### Job
Locate the string "share" in the records below. Copy every line where it occurs.

Figure record listings
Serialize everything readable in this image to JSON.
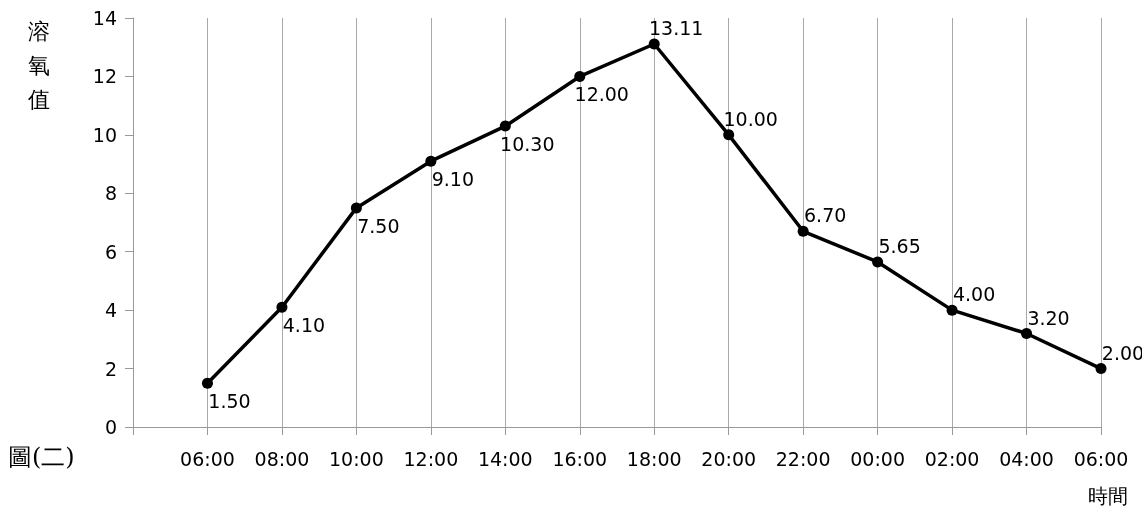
{
  "chart_data": {
    "type": "line",
    "title": "圖(二)",
    "xlabel": "時間",
    "ylabel": "溶氧值",
    "categories": [
      null,
      "06:00",
      "08:00",
      "10:00",
      "12:00",
      "14:00",
      "16:00",
      "18:00",
      "20:00",
      "22:00",
      "00:00",
      "02:00",
      "04:00",
      "06:00"
    ],
    "series": [
      {
        "color": "#000000",
        "values": [
          null,
          1.5,
          4.1,
          7.5,
          9.1,
          10.3,
          12.0,
          13.11,
          10.0,
          6.7,
          5.65,
          4.0,
          3.2,
          2.0
        ],
        "value_labels": [
          null,
          "1.50",
          "4.10",
          "7.50",
          "9.10",
          "10.30",
          "12.00",
          "13.11",
          "10.00",
          "6.70",
          "5.65",
          "4.00",
          "3.20",
          "2.00"
        ]
      }
    ],
    "ylim": [
      0,
      14
    ],
    "yticks": [
      0,
      2,
      4,
      6,
      8,
      10,
      12,
      14
    ],
    "grid": "x",
    "marker": "circle",
    "line_style": "solid"
  }
}
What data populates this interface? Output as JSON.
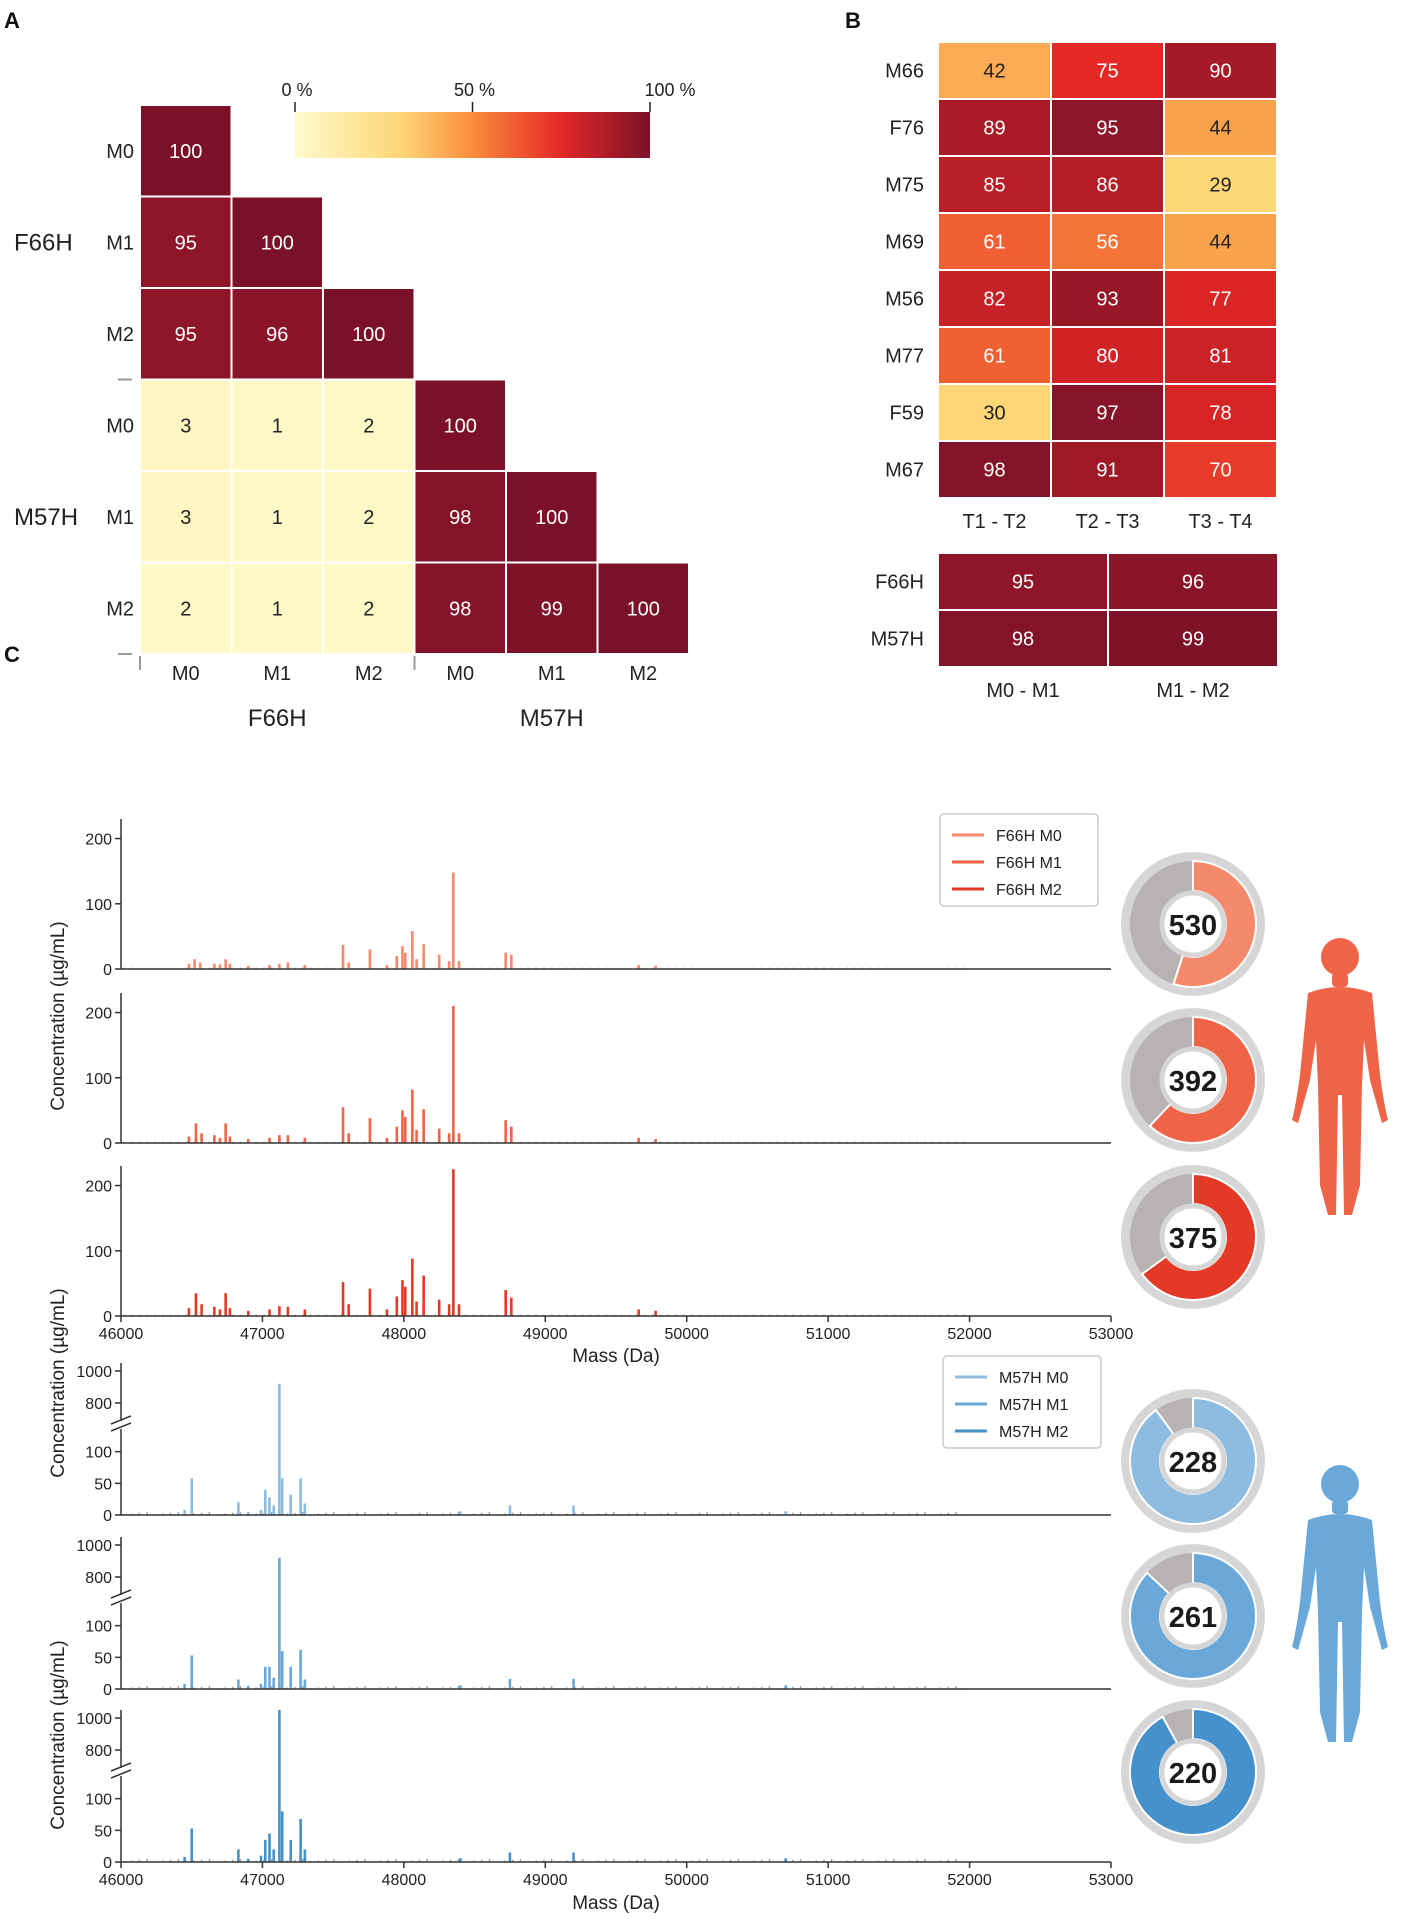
{
  "chart_data": [
    {
      "panel": "A",
      "type": "heatmap",
      "groups": [
        "F66H",
        "M57H"
      ],
      "rows": [
        "M0",
        "M1",
        "M2",
        "M0",
        "M1",
        "M2"
      ],
      "cols": [
        "M0",
        "M1",
        "M2",
        "M0",
        "M1",
        "M2"
      ],
      "values": [
        [
          100,
          null,
          null,
          null,
          null,
          null
        ],
        [
          95,
          100,
          null,
          null,
          null,
          null
        ],
        [
          95,
          96,
          100,
          null,
          null,
          null
        ],
        [
          3,
          1,
          2,
          100,
          null,
          null
        ],
        [
          3,
          1,
          2,
          98,
          100,
          null
        ],
        [
          2,
          1,
          2,
          98,
          99,
          100
        ]
      ],
      "colorbar": {
        "ticks": [
          "0 %",
          "50 %",
          "100 %"
        ],
        "range": [
          0,
          100
        ]
      }
    },
    {
      "panel": "B",
      "type": "heatmap",
      "rows": [
        "M66",
        "F76",
        "M75",
        "M69",
        "M56",
        "M77",
        "F59",
        "M67"
      ],
      "cols": [
        "T1 - T2",
        "T2 - T3",
        "T3 - T4"
      ],
      "values": [
        [
          42,
          75,
          90
        ],
        [
          89,
          95,
          44
        ],
        [
          85,
          86,
          29
        ],
        [
          61,
          56,
          44
        ],
        [
          82,
          93,
          77
        ],
        [
          61,
          80,
          81
        ],
        [
          30,
          97,
          78
        ],
        [
          98,
          91,
          70
        ]
      ]
    },
    {
      "panel": "B",
      "type": "heatmap",
      "rows": [
        "F66H",
        "M57H"
      ],
      "cols": [
        "M0 - M1",
        "M1 - M2"
      ],
      "values": [
        [
          95,
          96
        ],
        [
          98,
          99
        ]
      ]
    },
    {
      "panel": "C",
      "type": "bar",
      "xlabel": "Mass (Da)",
      "ylabel": "Concentration (µg/mL)",
      "xlim": [
        46000,
        53000
      ],
      "xticks": [
        "46000",
        "47000",
        "48000",
        "49000",
        "50000",
        "51000",
        "52000",
        "53000"
      ],
      "yticks": [
        "0",
        "100",
        "200"
      ],
      "ylim": [
        0,
        230
      ],
      "legend": [
        "F66H M0",
        "F66H M1",
        "F66H M2"
      ],
      "series": [
        {
          "name": "F66H M0",
          "color": "#f4896b",
          "total": "530",
          "share": 0.55,
          "peaks": [
            [
              46480,
              8
            ],
            [
              46520,
              15
            ],
            [
              46560,
              10
            ],
            [
              46660,
              8
            ],
            [
              46700,
              7
            ],
            [
              46740,
              15
            ],
            [
              46770,
              8
            ],
            [
              46900,
              5
            ],
            [
              47050,
              6
            ],
            [
              47120,
              8
            ],
            [
              47180,
              10
            ],
            [
              47300,
              6
            ],
            [
              47570,
              37
            ],
            [
              47610,
              10
            ],
            [
              47760,
              30
            ],
            [
              47880,
              6
            ],
            [
              47950,
              20
            ],
            [
              47990,
              35
            ],
            [
              48010,
              25
            ],
            [
              48060,
              58
            ],
            [
              48090,
              15
            ],
            [
              48140,
              38
            ],
            [
              48250,
              22
            ],
            [
              48320,
              12
            ],
            [
              48350,
              148
            ],
            [
              48390,
              12
            ],
            [
              48720,
              25
            ],
            [
              48760,
              22
            ],
            [
              49660,
              6
            ],
            [
              49780,
              5
            ]
          ]
        },
        {
          "name": "F66H M1",
          "color": "#ef6347",
          "total": "392",
          "share": 0.62,
          "peaks": [
            [
              46480,
              10
            ],
            [
              46530,
              30
            ],
            [
              46570,
              15
            ],
            [
              46660,
              12
            ],
            [
              46700,
              8
            ],
            [
              46740,
              30
            ],
            [
              46770,
              10
            ],
            [
              46900,
              6
            ],
            [
              47050,
              8
            ],
            [
              47120,
              12
            ],
            [
              47180,
              12
            ],
            [
              47300,
              8
            ],
            [
              47570,
              55
            ],
            [
              47610,
              15
            ],
            [
              47760,
              38
            ],
            [
              47880,
              8
            ],
            [
              47950,
              25
            ],
            [
              47990,
              50
            ],
            [
              48010,
              40
            ],
            [
              48060,
              82
            ],
            [
              48090,
              20
            ],
            [
              48140,
              52
            ],
            [
              48250,
              22
            ],
            [
              48320,
              15
            ],
            [
              48350,
              210
            ],
            [
              48390,
              15
            ],
            [
              48720,
              35
            ],
            [
              48760,
              25
            ],
            [
              49660,
              8
            ],
            [
              49780,
              6
            ]
          ]
        },
        {
          "name": "F66H M2",
          "color": "#e43927",
          "total": "375",
          "share": 0.65,
          "peaks": [
            [
              46480,
              12
            ],
            [
              46530,
              35
            ],
            [
              46570,
              18
            ],
            [
              46660,
              14
            ],
            [
              46700,
              10
            ],
            [
              46740,
              35
            ],
            [
              46770,
              12
            ],
            [
              46900,
              8
            ],
            [
              47050,
              10
            ],
            [
              47120,
              15
            ],
            [
              47180,
              14
            ],
            [
              47300,
              10
            ],
            [
              47570,
              52
            ],
            [
              47610,
              18
            ],
            [
              47760,
              42
            ],
            [
              47880,
              10
            ],
            [
              47950,
              30
            ],
            [
              47990,
              55
            ],
            [
              48010,
              45
            ],
            [
              48060,
              88
            ],
            [
              48090,
              22
            ],
            [
              48140,
              62
            ],
            [
              48250,
              25
            ],
            [
              48320,
              18
            ],
            [
              48350,
              225
            ],
            [
              48390,
              18
            ],
            [
              48720,
              40
            ],
            [
              48760,
              28
            ],
            [
              49660,
              10
            ],
            [
              49780,
              8
            ]
          ]
        }
      ]
    },
    {
      "panel": "C",
      "type": "bar",
      "xlabel": "Mass (Da)",
      "ylabel": "Concentration (µg/mL)",
      "xlim": [
        46000,
        53000
      ],
      "xticks": [
        "46000",
        "47000",
        "48000",
        "49000",
        "50000",
        "51000",
        "52000",
        "53000"
      ],
      "yticks_lower": [
        "0",
        "50",
        "100"
      ],
      "yticks_upper": [
        "800",
        "1000"
      ],
      "ylim": [
        0,
        1050
      ],
      "axis_break": [
        120,
        700
      ],
      "legend": [
        "M57H M0",
        "M57H M1",
        "M57H M2"
      ],
      "series": [
        {
          "name": "M57H M0",
          "color": "#8dbce0",
          "total": "228",
          "share": 0.9,
          "peaks": [
            [
              46450,
              8
            ],
            [
              46500,
              58
            ],
            [
              46830,
              20
            ],
            [
              46900,
              5
            ],
            [
              46990,
              8
            ],
            [
              47020,
              40
            ],
            [
              47050,
              28
            ],
            [
              47080,
              15
            ],
            [
              47120,
              920
            ],
            [
              47140,
              58
            ],
            [
              47200,
              32
            ],
            [
              47270,
              58
            ],
            [
              47300,
              18
            ],
            [
              48400,
              6
            ],
            [
              48750,
              15
            ],
            [
              49200,
              15
            ],
            [
              50700,
              6
            ]
          ]
        },
        {
          "name": "M57H M1",
          "color": "#6aa8d9",
          "total": "261",
          "share": 0.87,
          "peaks": [
            [
              46450,
              8
            ],
            [
              46500,
              53
            ],
            [
              46830,
              15
            ],
            [
              46900,
              5
            ],
            [
              46990,
              8
            ],
            [
              47020,
              35
            ],
            [
              47050,
              35
            ],
            [
              47080,
              18
            ],
            [
              47120,
              920
            ],
            [
              47140,
              60
            ],
            [
              47200,
              35
            ],
            [
              47270,
              62
            ],
            [
              47300,
              15
            ],
            [
              48400,
              6
            ],
            [
              48750,
              16
            ],
            [
              49200,
              16
            ],
            [
              50700,
              6
            ]
          ]
        },
        {
          "name": "M57H M2",
          "color": "#4591cb",
          "total": "220",
          "share": 0.92,
          "peaks": [
            [
              46450,
              8
            ],
            [
              46500,
              53
            ],
            [
              46830,
              20
            ],
            [
              46900,
              5
            ],
            [
              46990,
              10
            ],
            [
              47020,
              35
            ],
            [
              47050,
              45
            ],
            [
              47080,
              20
            ],
            [
              47120,
              1050
            ],
            [
              47140,
              80
            ],
            [
              47200,
              35
            ],
            [
              47270,
              68
            ],
            [
              47300,
              20
            ],
            [
              48400,
              6
            ],
            [
              48750,
              15
            ],
            [
              49200,
              15
            ],
            [
              50700,
              6
            ]
          ]
        }
      ]
    }
  ],
  "panel_labels": [
    "A",
    "B",
    "C"
  ],
  "colors": {
    "heat_low": "#fffacd",
    "heat_high": "#7a1128",
    "baseline": "#9a9a9a",
    "donut_rest": "#b7b3b3",
    "donut_ring": "#d6d6d6",
    "female_figure": "#ef6347",
    "male_figure": "#6aa8d9"
  },
  "icons": [
    "female-figure-icon",
    "male-figure-icon"
  ]
}
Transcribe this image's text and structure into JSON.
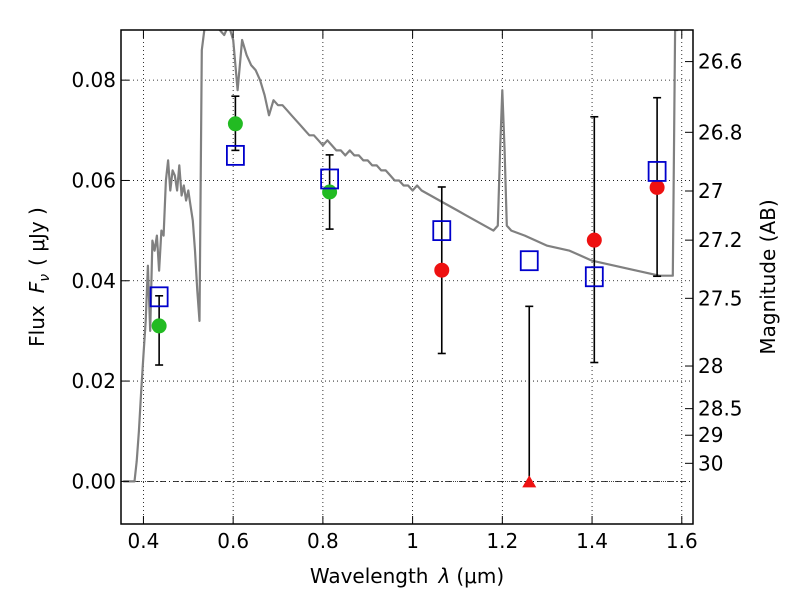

### The result
          "share": 0.55,
          "share": 0.62,
          "share": 0.65,
          "share": 0.9,
          "share": 0.87,
          "share": 0.92,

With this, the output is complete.